*Material for this exercise*:
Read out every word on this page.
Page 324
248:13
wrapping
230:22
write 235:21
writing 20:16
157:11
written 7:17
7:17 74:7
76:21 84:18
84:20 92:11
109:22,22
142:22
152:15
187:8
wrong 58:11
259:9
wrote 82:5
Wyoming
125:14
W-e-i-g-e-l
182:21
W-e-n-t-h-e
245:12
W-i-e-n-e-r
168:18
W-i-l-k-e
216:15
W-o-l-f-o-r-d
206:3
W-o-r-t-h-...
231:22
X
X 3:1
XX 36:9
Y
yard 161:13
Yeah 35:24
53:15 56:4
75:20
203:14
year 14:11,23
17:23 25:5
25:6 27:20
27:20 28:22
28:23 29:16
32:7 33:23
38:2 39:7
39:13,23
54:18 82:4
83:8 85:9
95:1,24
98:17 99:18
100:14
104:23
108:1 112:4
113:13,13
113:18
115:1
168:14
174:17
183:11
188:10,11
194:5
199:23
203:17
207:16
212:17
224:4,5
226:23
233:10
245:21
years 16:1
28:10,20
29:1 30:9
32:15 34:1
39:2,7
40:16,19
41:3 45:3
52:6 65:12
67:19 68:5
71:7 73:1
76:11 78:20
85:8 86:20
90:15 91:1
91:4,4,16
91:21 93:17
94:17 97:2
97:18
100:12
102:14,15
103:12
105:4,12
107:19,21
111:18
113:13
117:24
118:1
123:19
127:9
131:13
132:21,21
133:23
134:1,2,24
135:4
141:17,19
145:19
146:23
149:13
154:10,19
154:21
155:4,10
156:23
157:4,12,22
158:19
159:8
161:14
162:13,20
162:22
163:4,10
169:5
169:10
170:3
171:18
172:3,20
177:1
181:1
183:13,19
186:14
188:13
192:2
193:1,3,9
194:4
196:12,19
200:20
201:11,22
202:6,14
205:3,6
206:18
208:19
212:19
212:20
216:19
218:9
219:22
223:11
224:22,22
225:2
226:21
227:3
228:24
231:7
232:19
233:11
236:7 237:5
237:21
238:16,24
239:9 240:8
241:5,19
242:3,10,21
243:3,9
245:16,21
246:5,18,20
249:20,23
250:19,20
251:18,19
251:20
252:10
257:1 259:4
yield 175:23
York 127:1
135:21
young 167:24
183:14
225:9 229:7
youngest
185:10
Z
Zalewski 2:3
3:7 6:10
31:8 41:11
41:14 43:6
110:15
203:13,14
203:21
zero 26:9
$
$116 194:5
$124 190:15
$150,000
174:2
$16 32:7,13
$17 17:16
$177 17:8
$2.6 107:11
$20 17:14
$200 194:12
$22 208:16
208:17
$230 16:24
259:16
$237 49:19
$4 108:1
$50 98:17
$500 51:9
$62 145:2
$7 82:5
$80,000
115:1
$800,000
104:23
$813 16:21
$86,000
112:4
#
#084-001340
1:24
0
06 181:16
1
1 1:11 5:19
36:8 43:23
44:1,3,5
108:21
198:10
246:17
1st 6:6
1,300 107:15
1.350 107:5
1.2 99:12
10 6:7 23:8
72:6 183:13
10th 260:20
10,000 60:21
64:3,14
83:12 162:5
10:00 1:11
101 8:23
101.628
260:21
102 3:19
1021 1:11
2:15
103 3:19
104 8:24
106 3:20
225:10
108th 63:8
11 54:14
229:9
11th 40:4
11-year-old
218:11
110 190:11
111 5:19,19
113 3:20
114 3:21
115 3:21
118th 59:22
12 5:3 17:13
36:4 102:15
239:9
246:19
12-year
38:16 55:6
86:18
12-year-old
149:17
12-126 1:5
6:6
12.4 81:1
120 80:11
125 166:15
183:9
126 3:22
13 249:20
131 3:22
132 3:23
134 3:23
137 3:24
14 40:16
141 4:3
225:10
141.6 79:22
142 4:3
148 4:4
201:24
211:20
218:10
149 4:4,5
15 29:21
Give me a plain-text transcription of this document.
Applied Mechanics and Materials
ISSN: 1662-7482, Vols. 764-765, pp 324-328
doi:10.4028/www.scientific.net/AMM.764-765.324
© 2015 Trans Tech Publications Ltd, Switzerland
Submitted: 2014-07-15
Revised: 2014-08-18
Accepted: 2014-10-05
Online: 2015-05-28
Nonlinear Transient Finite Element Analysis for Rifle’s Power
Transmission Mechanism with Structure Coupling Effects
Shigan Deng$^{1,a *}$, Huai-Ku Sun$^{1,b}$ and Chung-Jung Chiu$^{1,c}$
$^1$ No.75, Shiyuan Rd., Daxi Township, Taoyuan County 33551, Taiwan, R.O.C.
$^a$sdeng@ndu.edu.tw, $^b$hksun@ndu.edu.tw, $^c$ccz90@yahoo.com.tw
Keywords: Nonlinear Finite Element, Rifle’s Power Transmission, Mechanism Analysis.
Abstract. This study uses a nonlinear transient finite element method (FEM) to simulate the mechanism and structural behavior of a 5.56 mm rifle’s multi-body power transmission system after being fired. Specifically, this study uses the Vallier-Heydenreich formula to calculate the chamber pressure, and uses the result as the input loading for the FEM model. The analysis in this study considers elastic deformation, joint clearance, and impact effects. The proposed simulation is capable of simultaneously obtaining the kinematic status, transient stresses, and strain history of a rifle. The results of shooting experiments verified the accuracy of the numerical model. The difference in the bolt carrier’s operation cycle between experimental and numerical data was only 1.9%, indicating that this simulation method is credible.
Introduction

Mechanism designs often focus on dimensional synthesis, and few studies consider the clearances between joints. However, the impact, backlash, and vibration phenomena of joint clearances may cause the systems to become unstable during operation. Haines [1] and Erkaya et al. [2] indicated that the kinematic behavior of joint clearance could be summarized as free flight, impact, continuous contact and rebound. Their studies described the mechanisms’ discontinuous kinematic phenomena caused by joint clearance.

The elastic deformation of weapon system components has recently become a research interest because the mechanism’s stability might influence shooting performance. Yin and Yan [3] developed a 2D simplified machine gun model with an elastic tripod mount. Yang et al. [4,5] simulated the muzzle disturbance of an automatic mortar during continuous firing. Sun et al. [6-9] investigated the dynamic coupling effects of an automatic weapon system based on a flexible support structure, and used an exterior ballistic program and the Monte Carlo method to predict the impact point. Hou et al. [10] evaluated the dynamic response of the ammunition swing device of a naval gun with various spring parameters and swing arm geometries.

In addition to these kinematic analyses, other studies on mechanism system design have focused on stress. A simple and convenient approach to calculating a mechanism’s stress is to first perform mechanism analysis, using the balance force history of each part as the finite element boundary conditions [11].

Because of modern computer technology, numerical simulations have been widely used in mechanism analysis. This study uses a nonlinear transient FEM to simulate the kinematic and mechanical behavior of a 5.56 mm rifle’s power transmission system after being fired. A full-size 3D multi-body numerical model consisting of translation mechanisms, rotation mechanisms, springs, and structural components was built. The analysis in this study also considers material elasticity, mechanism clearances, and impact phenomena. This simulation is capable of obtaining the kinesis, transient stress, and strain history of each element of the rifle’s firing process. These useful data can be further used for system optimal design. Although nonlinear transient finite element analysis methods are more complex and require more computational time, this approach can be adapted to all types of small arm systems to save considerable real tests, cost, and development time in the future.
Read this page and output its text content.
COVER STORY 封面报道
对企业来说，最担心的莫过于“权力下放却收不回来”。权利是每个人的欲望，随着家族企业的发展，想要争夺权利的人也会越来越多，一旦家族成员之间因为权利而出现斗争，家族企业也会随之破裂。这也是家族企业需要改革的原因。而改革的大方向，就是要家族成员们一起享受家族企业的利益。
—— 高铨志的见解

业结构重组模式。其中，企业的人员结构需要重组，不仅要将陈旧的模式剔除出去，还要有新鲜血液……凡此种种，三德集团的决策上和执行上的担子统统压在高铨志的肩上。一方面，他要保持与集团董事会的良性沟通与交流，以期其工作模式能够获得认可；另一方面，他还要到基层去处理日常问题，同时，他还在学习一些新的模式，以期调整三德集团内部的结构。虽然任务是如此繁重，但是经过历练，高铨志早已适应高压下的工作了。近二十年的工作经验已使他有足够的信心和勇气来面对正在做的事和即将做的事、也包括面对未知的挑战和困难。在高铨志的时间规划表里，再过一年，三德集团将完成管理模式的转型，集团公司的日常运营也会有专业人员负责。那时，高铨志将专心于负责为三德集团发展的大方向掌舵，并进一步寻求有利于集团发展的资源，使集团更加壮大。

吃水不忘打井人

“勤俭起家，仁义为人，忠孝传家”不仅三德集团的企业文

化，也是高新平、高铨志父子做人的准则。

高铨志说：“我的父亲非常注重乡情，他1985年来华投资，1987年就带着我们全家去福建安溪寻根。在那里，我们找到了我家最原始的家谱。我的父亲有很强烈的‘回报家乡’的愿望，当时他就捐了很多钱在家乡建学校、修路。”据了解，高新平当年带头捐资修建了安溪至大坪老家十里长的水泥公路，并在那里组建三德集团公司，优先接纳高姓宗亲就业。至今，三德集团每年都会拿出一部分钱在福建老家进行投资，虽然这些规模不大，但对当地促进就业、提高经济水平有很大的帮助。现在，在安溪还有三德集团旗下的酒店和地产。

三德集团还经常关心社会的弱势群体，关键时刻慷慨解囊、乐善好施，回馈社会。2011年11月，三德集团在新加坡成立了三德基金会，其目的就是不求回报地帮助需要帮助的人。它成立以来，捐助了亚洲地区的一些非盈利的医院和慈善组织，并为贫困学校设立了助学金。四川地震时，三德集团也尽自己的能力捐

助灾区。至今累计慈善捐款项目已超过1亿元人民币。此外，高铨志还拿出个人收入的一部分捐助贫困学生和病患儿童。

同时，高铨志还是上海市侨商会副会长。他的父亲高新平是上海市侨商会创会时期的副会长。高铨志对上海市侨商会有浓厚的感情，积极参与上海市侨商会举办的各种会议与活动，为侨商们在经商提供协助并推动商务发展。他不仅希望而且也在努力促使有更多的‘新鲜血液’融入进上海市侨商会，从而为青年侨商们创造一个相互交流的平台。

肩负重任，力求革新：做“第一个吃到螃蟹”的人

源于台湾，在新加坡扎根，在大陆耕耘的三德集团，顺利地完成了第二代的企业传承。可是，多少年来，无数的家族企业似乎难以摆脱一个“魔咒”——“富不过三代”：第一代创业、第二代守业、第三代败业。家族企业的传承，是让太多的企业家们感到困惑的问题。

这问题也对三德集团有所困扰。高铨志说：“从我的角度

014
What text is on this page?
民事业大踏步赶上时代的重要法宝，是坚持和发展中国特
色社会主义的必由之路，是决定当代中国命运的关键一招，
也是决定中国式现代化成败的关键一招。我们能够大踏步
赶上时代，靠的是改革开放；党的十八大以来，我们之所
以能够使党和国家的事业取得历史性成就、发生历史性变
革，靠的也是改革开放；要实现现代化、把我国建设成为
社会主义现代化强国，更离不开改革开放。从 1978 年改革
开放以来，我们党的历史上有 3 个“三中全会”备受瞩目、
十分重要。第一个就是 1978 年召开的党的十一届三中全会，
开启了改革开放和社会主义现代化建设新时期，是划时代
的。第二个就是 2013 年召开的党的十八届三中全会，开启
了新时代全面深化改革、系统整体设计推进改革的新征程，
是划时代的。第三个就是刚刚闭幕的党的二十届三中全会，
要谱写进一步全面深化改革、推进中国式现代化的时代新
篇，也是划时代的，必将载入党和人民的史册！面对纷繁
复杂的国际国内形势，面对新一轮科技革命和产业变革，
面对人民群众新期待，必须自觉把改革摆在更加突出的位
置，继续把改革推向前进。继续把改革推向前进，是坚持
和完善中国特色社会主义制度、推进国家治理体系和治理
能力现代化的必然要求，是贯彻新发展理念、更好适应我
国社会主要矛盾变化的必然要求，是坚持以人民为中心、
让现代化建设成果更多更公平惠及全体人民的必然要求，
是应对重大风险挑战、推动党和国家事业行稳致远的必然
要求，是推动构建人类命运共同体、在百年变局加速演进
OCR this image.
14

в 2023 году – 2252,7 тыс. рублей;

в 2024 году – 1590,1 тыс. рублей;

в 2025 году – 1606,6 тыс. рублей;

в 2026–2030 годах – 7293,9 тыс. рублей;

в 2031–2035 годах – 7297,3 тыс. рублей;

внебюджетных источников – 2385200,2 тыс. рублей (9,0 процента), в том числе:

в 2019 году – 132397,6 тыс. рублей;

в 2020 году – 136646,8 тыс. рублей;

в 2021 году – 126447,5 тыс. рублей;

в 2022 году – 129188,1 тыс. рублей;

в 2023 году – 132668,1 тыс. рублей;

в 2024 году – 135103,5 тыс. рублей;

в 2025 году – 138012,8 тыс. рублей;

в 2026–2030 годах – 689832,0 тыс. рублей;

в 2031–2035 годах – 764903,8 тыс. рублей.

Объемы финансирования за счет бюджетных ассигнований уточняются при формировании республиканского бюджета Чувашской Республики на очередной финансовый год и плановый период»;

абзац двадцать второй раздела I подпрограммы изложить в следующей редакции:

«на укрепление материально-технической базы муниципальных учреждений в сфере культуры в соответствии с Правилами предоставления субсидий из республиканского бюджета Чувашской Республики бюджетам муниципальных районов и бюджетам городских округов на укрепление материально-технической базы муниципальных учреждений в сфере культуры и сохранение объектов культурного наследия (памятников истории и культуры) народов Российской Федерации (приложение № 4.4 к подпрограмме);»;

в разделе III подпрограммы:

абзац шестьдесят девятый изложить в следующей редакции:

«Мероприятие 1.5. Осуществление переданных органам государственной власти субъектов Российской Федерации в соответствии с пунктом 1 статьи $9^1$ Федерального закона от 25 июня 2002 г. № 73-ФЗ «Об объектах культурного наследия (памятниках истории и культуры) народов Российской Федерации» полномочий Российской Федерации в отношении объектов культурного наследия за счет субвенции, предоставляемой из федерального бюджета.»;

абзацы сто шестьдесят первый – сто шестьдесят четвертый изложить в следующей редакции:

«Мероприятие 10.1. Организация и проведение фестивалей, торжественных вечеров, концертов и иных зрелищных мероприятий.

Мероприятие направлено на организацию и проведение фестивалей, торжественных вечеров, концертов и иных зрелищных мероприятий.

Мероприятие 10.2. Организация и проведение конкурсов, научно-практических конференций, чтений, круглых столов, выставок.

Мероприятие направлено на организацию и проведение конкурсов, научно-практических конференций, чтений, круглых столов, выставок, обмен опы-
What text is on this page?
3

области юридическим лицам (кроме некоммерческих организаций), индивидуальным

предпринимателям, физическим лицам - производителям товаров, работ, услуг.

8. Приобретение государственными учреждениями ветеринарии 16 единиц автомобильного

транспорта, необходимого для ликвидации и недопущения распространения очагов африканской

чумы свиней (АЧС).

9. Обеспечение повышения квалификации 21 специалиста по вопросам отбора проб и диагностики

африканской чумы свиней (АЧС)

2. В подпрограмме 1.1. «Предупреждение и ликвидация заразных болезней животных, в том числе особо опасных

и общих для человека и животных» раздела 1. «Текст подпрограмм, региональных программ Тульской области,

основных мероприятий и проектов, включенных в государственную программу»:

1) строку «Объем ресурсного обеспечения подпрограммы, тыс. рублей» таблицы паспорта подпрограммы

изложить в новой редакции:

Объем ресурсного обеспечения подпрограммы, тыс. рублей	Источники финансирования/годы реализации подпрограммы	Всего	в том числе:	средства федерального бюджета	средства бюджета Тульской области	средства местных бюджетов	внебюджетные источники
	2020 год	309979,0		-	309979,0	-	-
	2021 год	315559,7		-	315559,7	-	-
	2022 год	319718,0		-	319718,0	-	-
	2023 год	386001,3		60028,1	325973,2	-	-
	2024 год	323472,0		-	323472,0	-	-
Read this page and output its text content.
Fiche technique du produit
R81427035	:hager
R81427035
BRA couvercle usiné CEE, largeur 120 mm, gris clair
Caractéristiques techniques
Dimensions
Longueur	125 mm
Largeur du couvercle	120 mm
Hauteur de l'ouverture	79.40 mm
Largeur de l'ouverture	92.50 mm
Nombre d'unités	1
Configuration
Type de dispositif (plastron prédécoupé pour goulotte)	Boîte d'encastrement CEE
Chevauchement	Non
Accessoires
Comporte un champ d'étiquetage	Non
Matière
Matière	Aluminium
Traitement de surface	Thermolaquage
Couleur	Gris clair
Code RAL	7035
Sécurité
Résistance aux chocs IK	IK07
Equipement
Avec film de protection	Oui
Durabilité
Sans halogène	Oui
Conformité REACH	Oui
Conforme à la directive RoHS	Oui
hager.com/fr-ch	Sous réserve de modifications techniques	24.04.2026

*The task*:
Return every line containing "clair".

*Output of the exercise*:
BRA couvercle usiné CEE, largeur 120 mm, gris clair
Couleur	Gris clair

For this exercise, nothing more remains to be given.